Podaj dalszy ciąg tekstu o inscenizacji „Dam i huzarów” w reżyserii Józefa Grudy, zaczynając od następnego zdania po ostatnim zdaniu fragmentu.

▶ **Fragment tekstu**
»»

Tańcowała Małgorzatka z Huzarami
Józef Gruda ma kilka wielkich miłości teatralnych, do których wraca wielokrotnie. Należy do nich "Wesele" Wyspiańskiego, "Święta Joanna" Shawa, Szekspir oraz komedie Fredry.
Z górą dziesięć lat temu Gruda wystawił w Szczecinie "Zemstę" i "Damy i huzary". Były to przedstawienia przekorne, skrzące się dowcipem, w których reżyser przy pomocy scenografa Adama Kiliana - na zasadzie pastiszu, niczym w teatrze lalek, animował groteskowe postacie ze starych sztychów. Problemy fredrowskich bohaterów przypominały wówczas Grudzie jedynie... kolorową bajkę, ożywiony staropolski gobelin, przedstawienia marionetek.
Tym razem Gruda nie ożywia już porcelanowych figurek, lecz tworzy postacie z krwi i kości. Pomocny jest mu w tym scenograf Jan Banucha, który do nowej inscenizacji "DAM I HUZARÓW" zaprojektował wnętrze bardzo konkretne, wręcz naturalistyczne w szczegółach.

««

▶ **Dostarczone materiały**

»»

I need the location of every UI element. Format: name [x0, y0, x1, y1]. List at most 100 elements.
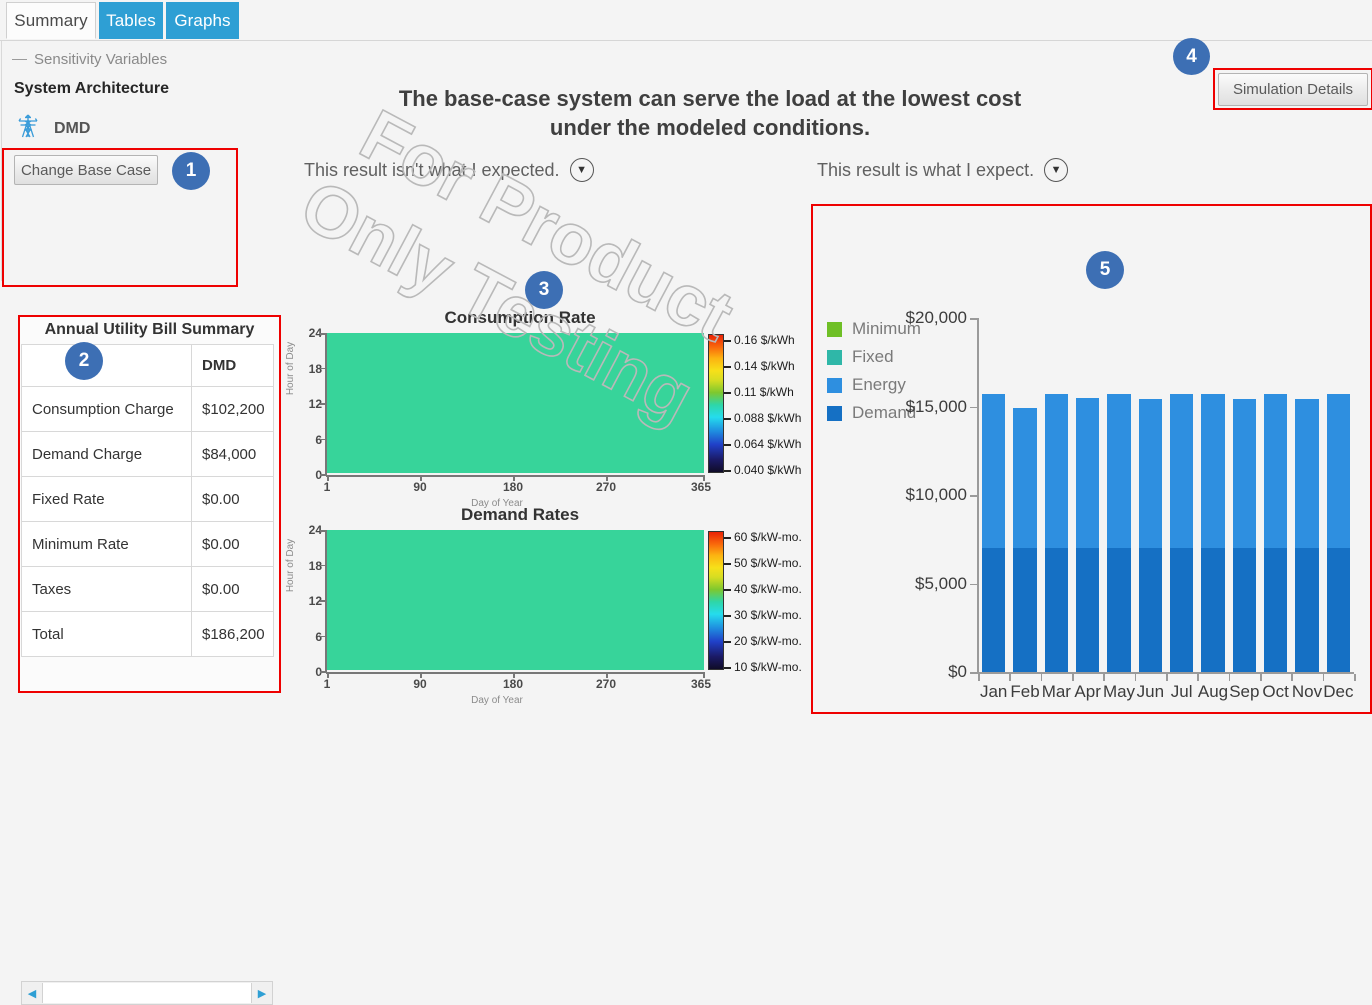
- x-tick-label: 270: [595, 480, 617, 494]
- bar-segment-energy: [1013, 408, 1037, 549]
- x-tick-label: Jul: [1170, 682, 1193, 701]
- scrollbar-track[interactable]: [42, 983, 252, 1003]
- x-tick-label: Mar: [1041, 682, 1071, 701]
- row-label: Minimum Rate: [21, 521, 192, 567]
- sidebar-divider: [1, 41, 2, 281]
- bar-segment-energy: [1107, 394, 1131, 549]
- bar-segment-energy: [982, 394, 1006, 549]
- y-tick-label: 12: [308, 397, 322, 411]
- y-tick-label: 24: [308, 523, 322, 537]
- demand-rates-heatmap: Demand Rates Hour of Day Day of Year 0 6…: [285, 505, 802, 706]
- x-tick-mark: [1322, 674, 1325, 681]
- colorbar: [708, 531, 724, 670]
- bar-segment-energy: [1201, 394, 1225, 549]
- tab-summary[interactable]: Summary: [6, 2, 96, 39]
- bar-sep: [1232, 399, 1256, 672]
- y-tick-label: 0: [315, 468, 322, 482]
- scroll-left-icon[interactable]: ◀: [22, 982, 42, 1004]
- result-expected-label: This result is what I expect.: [817, 159, 1035, 180]
- table-row: Minimum Rate $0.00: [21, 521, 274, 567]
- bar-segment-energy: [1044, 394, 1068, 549]
- callout-badge-5: 5: [1086, 251, 1124, 289]
- x-tick-label: Nov: [1291, 682, 1323, 701]
- x-tick-label: 90: [413, 480, 427, 494]
- table-row: Demand Charge $84,000: [21, 431, 274, 477]
- sensitivity-variables-section[interactable]: Sensitivity Variables: [12, 51, 167, 68]
- x-tick-label: Feb: [1010, 682, 1040, 701]
- simulation-details-button[interactable]: Simulation Details: [1218, 73, 1368, 106]
- result-expected-toggle[interactable]: This result is what I expect. ▼: [817, 158, 1069, 182]
- y-tick-mark: [970, 583, 978, 585]
- annual-utility-bill-table: DMD Consumption Charge $102,200 Demand C…: [21, 344, 274, 657]
- page-headline: The base-case system can serve the load …: [300, 84, 1120, 142]
- y-tick-label: 6: [315, 629, 322, 644]
- x-tick-label: 180: [502, 677, 524, 691]
- colorbar-tick-label: 0.16 $/kWh: [734, 333, 795, 347]
- legend-swatch-demand: [827, 405, 842, 421]
- x-tick-mark: [1166, 674, 1168, 681]
- callout-badge-4: 4: [1173, 38, 1210, 75]
- row-label: Taxes: [21, 566, 192, 612]
- architecture-item-dmd[interactable]: DMD: [14, 112, 90, 145]
- bar-feb: [1013, 408, 1037, 672]
- row-value: $84,000: [191, 431, 274, 477]
- legend-item: Demand: [827, 399, 921, 427]
- chevron-down-icon[interactable]: ▼: [569, 158, 594, 182]
- chevron-down-icon[interactable]: ▼: [1044, 158, 1069, 182]
- x-tick-mark: [978, 674, 980, 681]
- bill-table-title: Annual Utility Bill Summary: [44, 320, 255, 338]
- result-unexpected-label: This result isn't what I expected.: [304, 159, 560, 180]
- x-tick-label: Dec: [1323, 682, 1354, 701]
- y-tick-label: $15,000: [905, 396, 967, 416]
- legend-item: Minimum: [827, 315, 921, 343]
- y-tick-label: $0: [948, 662, 967, 681]
- tab-tables[interactable]: Tables: [99, 2, 163, 39]
- chart-title: Consumption Rate: [444, 308, 596, 327]
- heatmap-plot-area: [326, 333, 704, 473]
- legend-swatch-energy: [827, 377, 842, 393]
- sensitivity-variables-label: Sensitivity Variables: [34, 51, 168, 68]
- bar-segment-demand: [1076, 548, 1100, 672]
- bar-segment-demand: [1232, 548, 1256, 672]
- bar-segment-energy: [1295, 399, 1319, 549]
- result-unexpected-toggle[interactable]: This result isn't what I expected. ▼: [304, 158, 594, 182]
- y-tick-label: 24: [308, 326, 322, 340]
- tab-tables-label: Tables: [106, 10, 156, 30]
- x-tick-mark: [1134, 674, 1137, 681]
- tab-bar: Summary Tables Graphs: [0, 0, 1372, 41]
- architecture-item-label: DMD: [54, 119, 91, 137]
- y-tick-label: 12: [308, 594, 322, 608]
- x-axis-line: [977, 672, 1354, 674]
- row-value: $102,200: [191, 386, 274, 432]
- x-tick-mark: [1009, 674, 1011, 681]
- colorbar-tick-label: 30 $/kW-mo.: [734, 608, 802, 622]
- row-value: $0.00: [191, 566, 274, 612]
- bar-apr: [1076, 397, 1100, 672]
- bar-plot-area: [978, 318, 1354, 672]
- bar-segment-energy: [1264, 394, 1288, 549]
- bar-may: [1107, 394, 1131, 672]
- bar-aug: [1201, 394, 1225, 672]
- row-value: $186,200: [191, 611, 274, 657]
- row-label: Demand Charge: [21, 431, 192, 477]
- row-label: Fixed Rate: [21, 476, 192, 522]
- system-architecture-label: System Architecture: [14, 80, 170, 97]
- change-base-case-button[interactable]: Change Base Case: [14, 155, 158, 185]
- colorbar: [708, 334, 724, 473]
- scroll-right-icon[interactable]: ▶: [252, 982, 272, 1004]
- bar-segment-demand: [1013, 548, 1037, 672]
- row-label: Consumption Charge: [21, 386, 192, 432]
- bar-mar: [1044, 394, 1068, 672]
- colorbar-tick-label: 0.040 $/kWh: [734, 463, 802, 477]
- legend-swatch-minimum: [827, 321, 842, 337]
- colorbar-tick-label: 50 $/kW-mo.: [734, 556, 802, 570]
- x-tick-label: 270: [595, 677, 617, 691]
- y-tick-mark: [970, 495, 978, 497]
- transmission-tower-icon: [14, 112, 42, 145]
- bar-segment-demand: [1295, 548, 1319, 672]
- collapse-dash-icon[interactable]: [12, 58, 27, 61]
- x-axis-label: Day of Year: [471, 498, 523, 509]
- tab-graphs[interactable]: Graphs: [166, 2, 239, 39]
- colorbar-tick-label: 0.14 $/kWh: [734, 359, 795, 373]
- table-horizontal-scrollbar[interactable]: ◀ ▶: [21, 981, 273, 1005]
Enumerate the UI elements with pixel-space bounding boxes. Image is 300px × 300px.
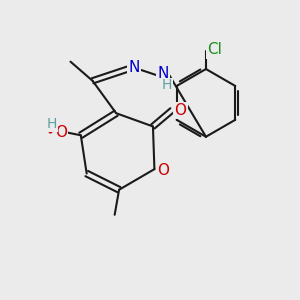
Text: N: N [158,66,169,81]
Text: O: O [174,103,186,118]
Text: H: H [47,117,57,131]
Text: Cl: Cl [207,42,222,57]
Text: N: N [129,60,140,75]
Text: O: O [157,163,169,178]
Text: O: O [55,125,67,140]
Text: H: H [162,78,172,92]
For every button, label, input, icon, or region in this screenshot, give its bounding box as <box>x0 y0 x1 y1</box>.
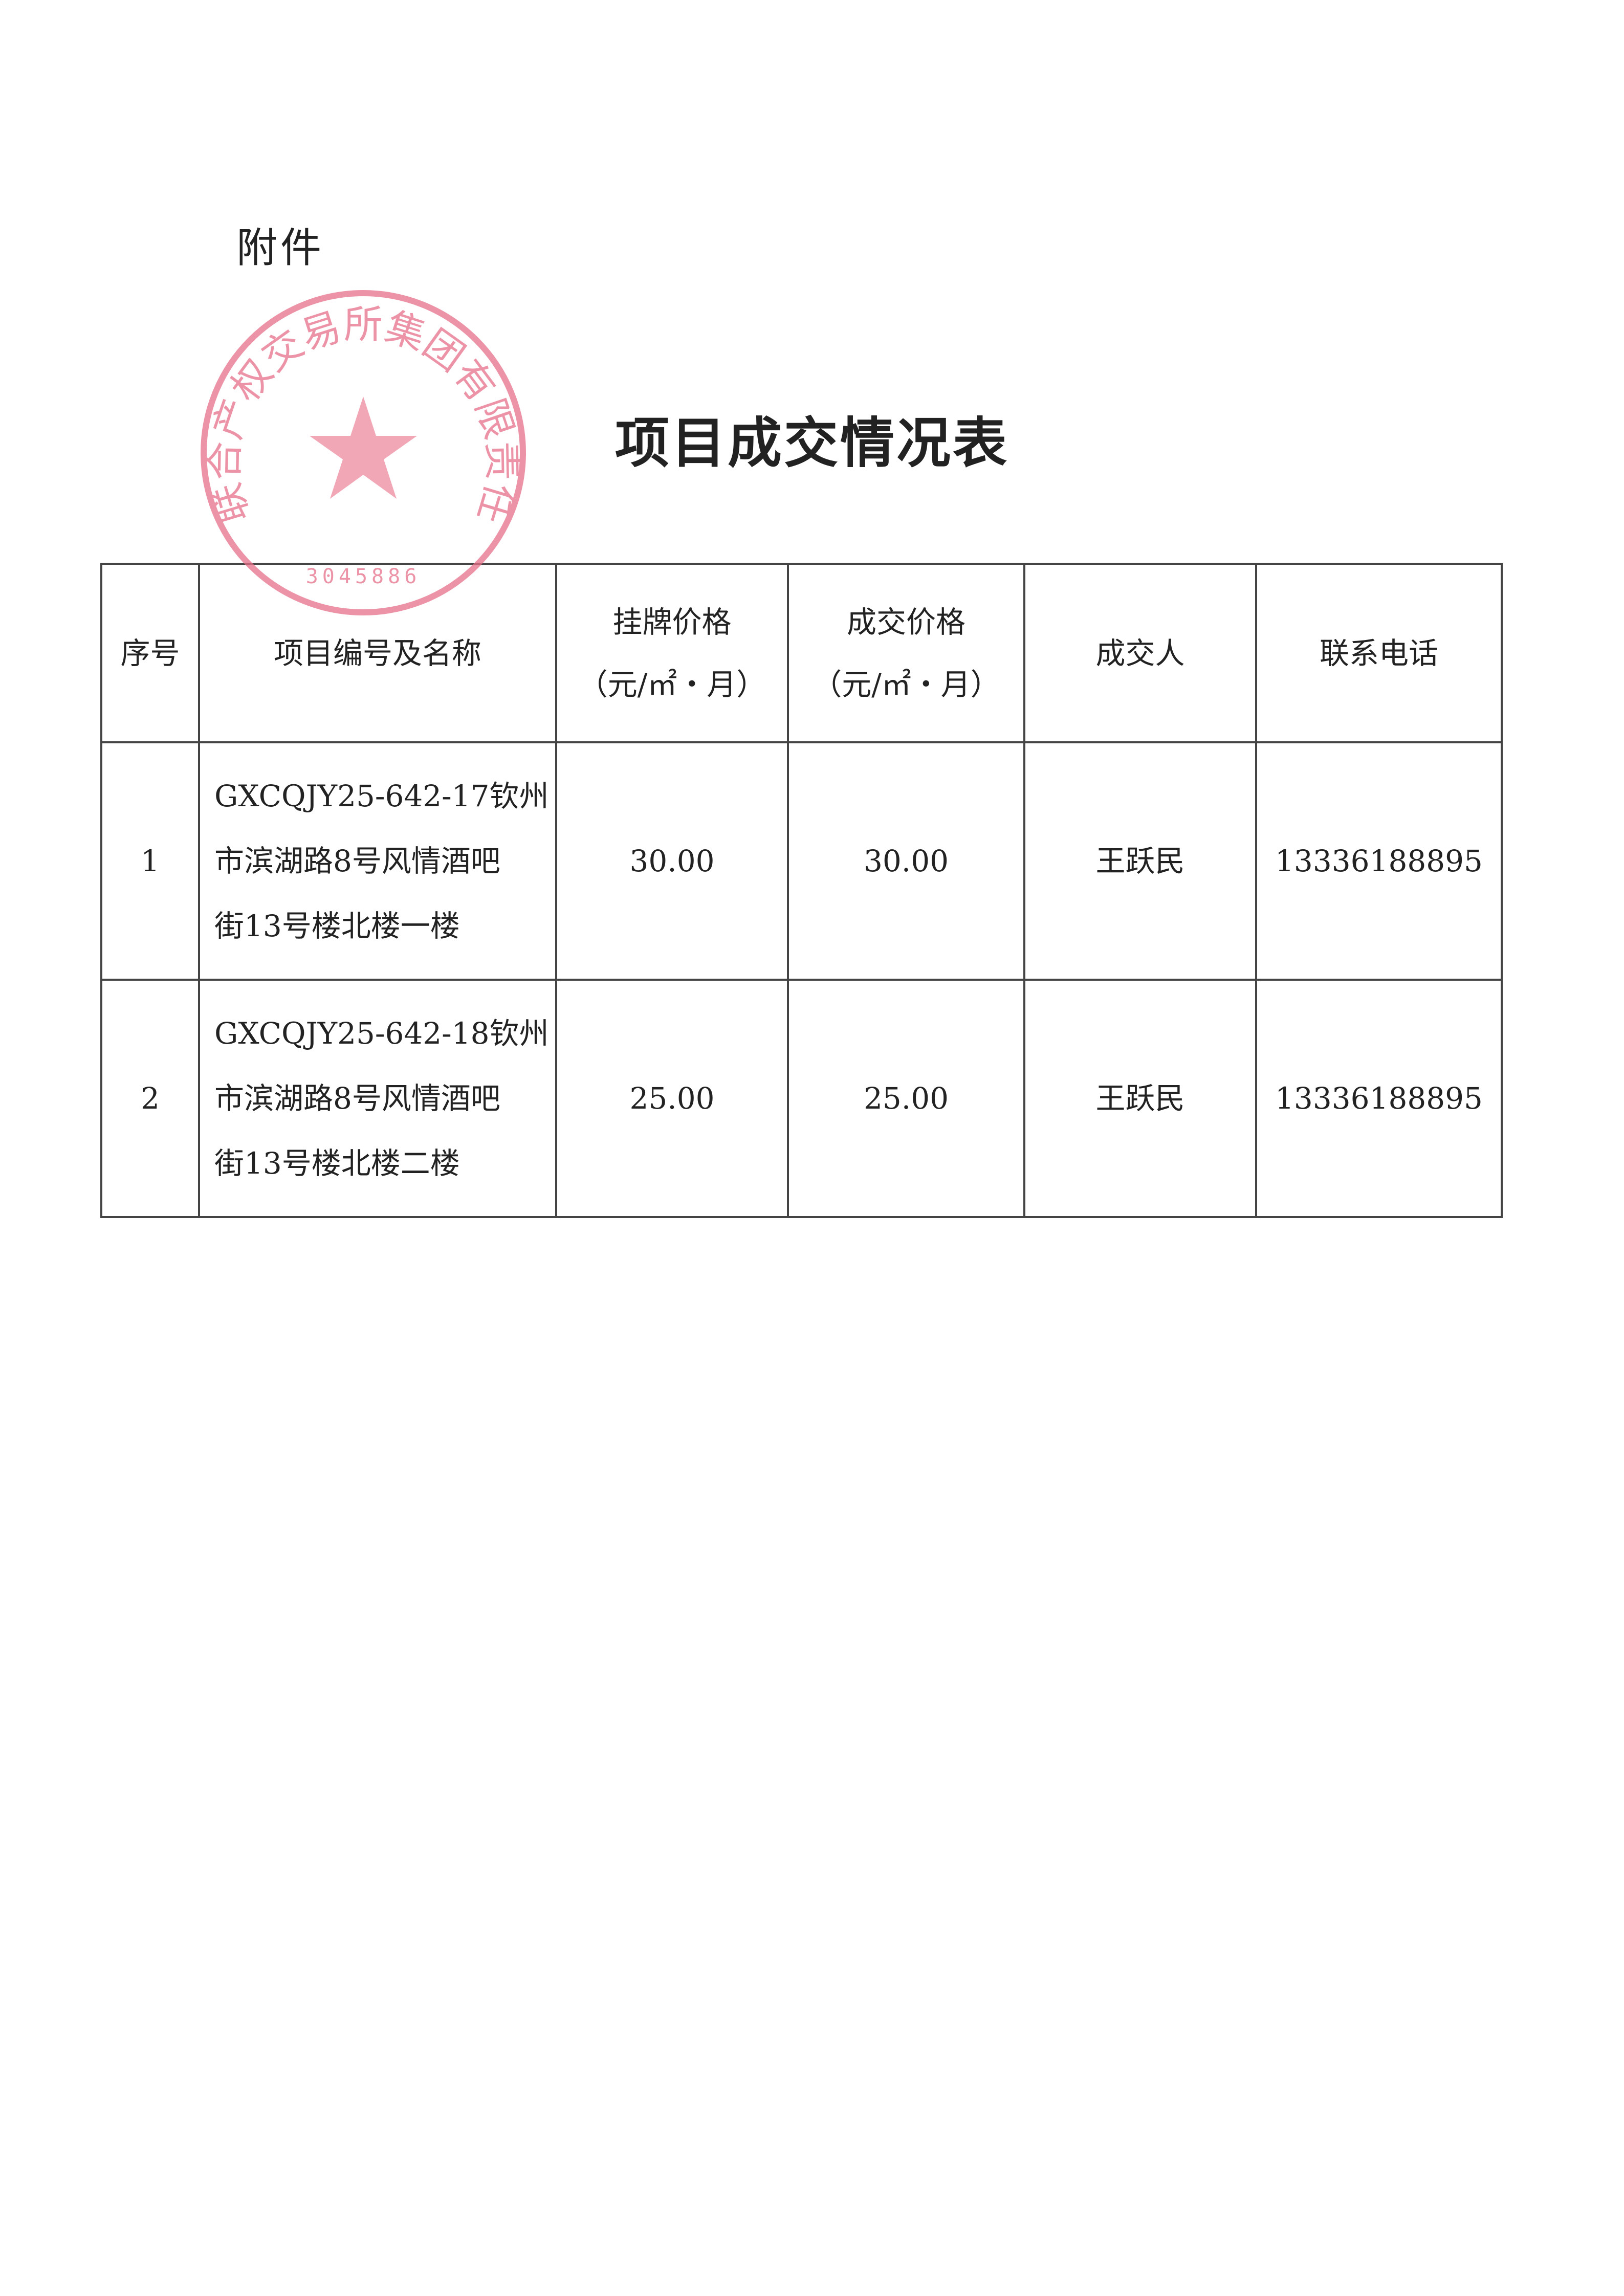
header-listing-price-unit: （元/㎡・月） <box>578 667 766 702</box>
row-listing-price: 25.00 <box>555 979 789 1218</box>
row-phone: 13336188895 <box>1255 741 1503 981</box>
header-name: 项目编号及名称 <box>198 563 557 743</box>
header-deal-price-label: 成交价格 <box>846 604 965 639</box>
name-line: 街13号楼北楼一楼 <box>214 908 460 943</box>
header-listing-price: 挂牌价格 （元/㎡・月） <box>555 563 789 743</box>
header-deal-price: 成交价格 （元/㎡・月） <box>787 563 1025 743</box>
row-deal-price: 25.00 <box>787 979 1025 1218</box>
table-header-row: 序号 项目编号及名称 挂牌价格 （元/㎡・月） 成交价格 （元/㎡・月） 成交人 联… <box>100 563 1503 743</box>
row-buyer: 王跃民 <box>1023 741 1257 981</box>
row-buyer: 王跃民 <box>1023 979 1257 1218</box>
header-index: 序号 <box>100 563 200 743</box>
name-line: 市滨湖路8号风情酒吧 <box>214 1080 500 1116</box>
row-deal-price: 30.00 <box>787 741 1025 981</box>
row-name: GXCQJY25-642-18钦州 市滨湖路8号风情酒吧 街13号楼北楼二楼 <box>198 979 557 1218</box>
header-deal-price-unit: （元/㎡・月） <box>812 667 1000 702</box>
row-name: GXCQJY25-642-17钦州 市滨湖路8号风情酒吧 街13号楼北楼一楼 <box>198 741 557 981</box>
attachment-label: 附件 <box>236 224 324 272</box>
row-index: 1 <box>100 741 200 981</box>
header-listing-price-label: 挂牌价格 <box>612 604 732 639</box>
name-line: GXCQJY25-642-18钦州 <box>214 1015 549 1051</box>
name-line: 街13号楼北楼二楼 <box>214 1145 460 1181</box>
page-title: 项目成交情况表 <box>0 399 1624 478</box>
row-listing-price: 30.00 <box>555 741 789 981</box>
name-line: 市滨湖路8号风情酒吧 <box>214 843 500 878</box>
row-phone: 13336188895 <box>1255 979 1503 1218</box>
row-index: 2 <box>100 979 200 1218</box>
header-buyer: 成交人 <box>1023 563 1257 743</box>
table-row: 1 GXCQJY25-642-17钦州 市滨湖路8号风情酒吧 街13号楼北楼一楼 3… <box>100 741 1503 981</box>
deal-table: 序号 项目编号及名称 挂牌价格 （元/㎡・月） 成交价格 （元/㎡・月） 成交人 联… <box>100 563 1503 1218</box>
title-text: 项目成交情况表 <box>615 412 1009 475</box>
table-row: 2 GXCQJY25-642-18钦州 市滨湖路8号风情酒吧 街13号楼北楼二楼 2… <box>100 979 1503 1218</box>
header-phone: 联系电话 <box>1255 563 1503 743</box>
name-line: GXCQJY25-642-17钦州 <box>214 778 549 813</box>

««

▶ **Odpowiedź końcowa**
Zagrzewa więc reżyser zarówno damy jak i huzarów do erotycznych podchodów, utrzymanych w rytmie i tempie wojskowych manewrów. Aranżuje sytuacje, w których aktorzy w pełni wykazać się mogą poczuciem humoru i świadomością specyficznych reguł budowania postaci, jakie narzuca komedia.
Kulminacja erotycznych qui pro quo następuje w szczecińskich "DAMACH I HUZARACH" na początku III aktu, gdzie Józef Gruda dopisał rozegraną pantomimicznie scenę snu, podczas którego nocne wędrówki domowników zaczynają tworzyć labirynt ścieżek nie do rozwiązania. A przez cały spektakl - jak leitmotiv - przewija się parafraza znanej piosenki o pewnej Małgorzatce, co tańcować lubiła.
Aktorsko przedstawienie jest bardzo wyrównane, imponuje zwłaszcza opracowanie ról epizodycznych przez Elżbietę Kochanowską (Fruzia) i Władysława Bułkę (Grześ). Prawdziwą kreację stworzyła jednak Irena Grzonka w roli Pani Dyndalskiej. Podczas, gdy prawie wszystkie postacie zostały nakreślone zdecydowanym konturem, Grzonka posługuje się cienką, o wyrafinowanych subtelnościach, rwącą się, szkicową linią. Aktorka drażni niejako frazę zdania, zwalnia rytm słów... by nagle zaskoczyć nieoczekiwaną pointą.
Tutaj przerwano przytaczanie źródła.